> WRITTEN TASK: Output all lines exactly.

--- begin DATA RECORDS ---

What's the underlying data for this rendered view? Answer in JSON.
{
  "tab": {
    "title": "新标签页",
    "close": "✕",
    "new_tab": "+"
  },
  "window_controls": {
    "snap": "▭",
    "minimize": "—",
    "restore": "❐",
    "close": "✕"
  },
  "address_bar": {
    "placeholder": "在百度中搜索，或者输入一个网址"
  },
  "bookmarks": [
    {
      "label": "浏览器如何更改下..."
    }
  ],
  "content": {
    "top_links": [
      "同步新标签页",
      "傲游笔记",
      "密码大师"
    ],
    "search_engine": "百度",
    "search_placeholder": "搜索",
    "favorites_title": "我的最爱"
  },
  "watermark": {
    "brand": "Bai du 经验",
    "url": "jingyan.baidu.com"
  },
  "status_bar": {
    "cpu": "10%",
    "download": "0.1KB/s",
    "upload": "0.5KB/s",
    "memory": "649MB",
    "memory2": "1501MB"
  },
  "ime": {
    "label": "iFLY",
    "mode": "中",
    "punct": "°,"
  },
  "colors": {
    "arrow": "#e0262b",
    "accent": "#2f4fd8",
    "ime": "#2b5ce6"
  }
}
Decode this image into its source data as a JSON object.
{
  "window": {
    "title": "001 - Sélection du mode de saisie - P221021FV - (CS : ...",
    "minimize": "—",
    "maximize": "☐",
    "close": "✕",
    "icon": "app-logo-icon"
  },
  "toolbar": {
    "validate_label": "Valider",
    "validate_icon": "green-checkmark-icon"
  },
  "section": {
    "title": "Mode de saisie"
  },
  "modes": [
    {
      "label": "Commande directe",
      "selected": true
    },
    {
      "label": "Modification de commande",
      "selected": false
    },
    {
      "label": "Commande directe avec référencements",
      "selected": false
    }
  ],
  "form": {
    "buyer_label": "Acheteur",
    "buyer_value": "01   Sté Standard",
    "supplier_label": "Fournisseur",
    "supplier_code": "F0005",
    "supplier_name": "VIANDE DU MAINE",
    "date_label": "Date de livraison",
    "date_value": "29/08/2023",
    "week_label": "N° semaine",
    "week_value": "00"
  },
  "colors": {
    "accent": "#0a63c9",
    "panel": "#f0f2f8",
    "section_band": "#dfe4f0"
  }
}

--- end DATA RECORDS ---

> TASK ANSWER:
What's the underlying data for this rendered view? Answer in JSON.
{
  "tab": {
    "title": "新标签页",
    "close": "✕",
    "new_tab": "+"
  },
  "window_controls": {
    "snap": "▭",
    "minimize": "—",
    "restore": "❐",
    "close": "✕"
  },
  "address_bar": {
    "placeholder": "在百度中搜索，或者输入一个网址"
  },
  "bookmarks": [
    {
      "label": "浏览器如何更改下..."
    }
  ],
  "content": {
    "top_links": [
      "同步新标签页",
      "傲游笔记",
      "密码大师"
    ],
    "search_engine": "百度",
    "search_placeholder": "搜索",
    "favorites_title": "我的最爱"
  },
  "watermark": {
    "brand": "Bai du 经验",
    "url": "jingyan.baidu.com"
  },
  "status_bar": {
    "cpu": "10%",
    "download": "0.1KB/s",
    "upload": "0.5KB/s",
    "memory": "649MB",
    "memory2": "1501MB"
  },
  "ime": {
    "label": "iFLY",
    "mode": "中",
    "punct": "°,"
  },
  "colors": {
    "arrow": "#e0262b",
    "accent": "#2f4fd8",
    "ime": "#2b5ce6"
  }
}
Decode this image into its source data as a JSON object.
{
  "window": {
    "title": "001 - Sélection du mode de saisie - P221021FV - (CS : ...",
    "minimize": "—",
    "maximize": "☐",
    "close": "✕",
    "icon": "app-logo-icon"
  },
  "toolbar": {
    "validate_label": "Valider",
    "validate_icon": "green-checkmark-icon"
  },
  "section": {
    "title": "Mode de saisie"
  },
  "modes": [
    {
      "label": "Commande directe",
      "selected": true
    },
    {
      "label": "Modification de commande",
      "selected": false
    },
    {
      "label": "Commande directe avec référencements",
      "selected": false
    }
  ],
  "form": {
    "buyer_label": "Acheteur",
    "buyer_value": "01   Sté Standard",
    "supplier_label": "Fournisseur",
    "supplier_code": "F0005",
    "supplier_name": "VIANDE DU MAINE",
    "date_label": "Date de livraison",
    "date_value": "29/08/2023",
    "week_label": "N° semaine",
    "week_value": "00"
  },
  "colors": {
    "accent": "#0a63c9",
    "panel": "#f0f2f8",
    "section_band": "#dfe4f0"
  }
}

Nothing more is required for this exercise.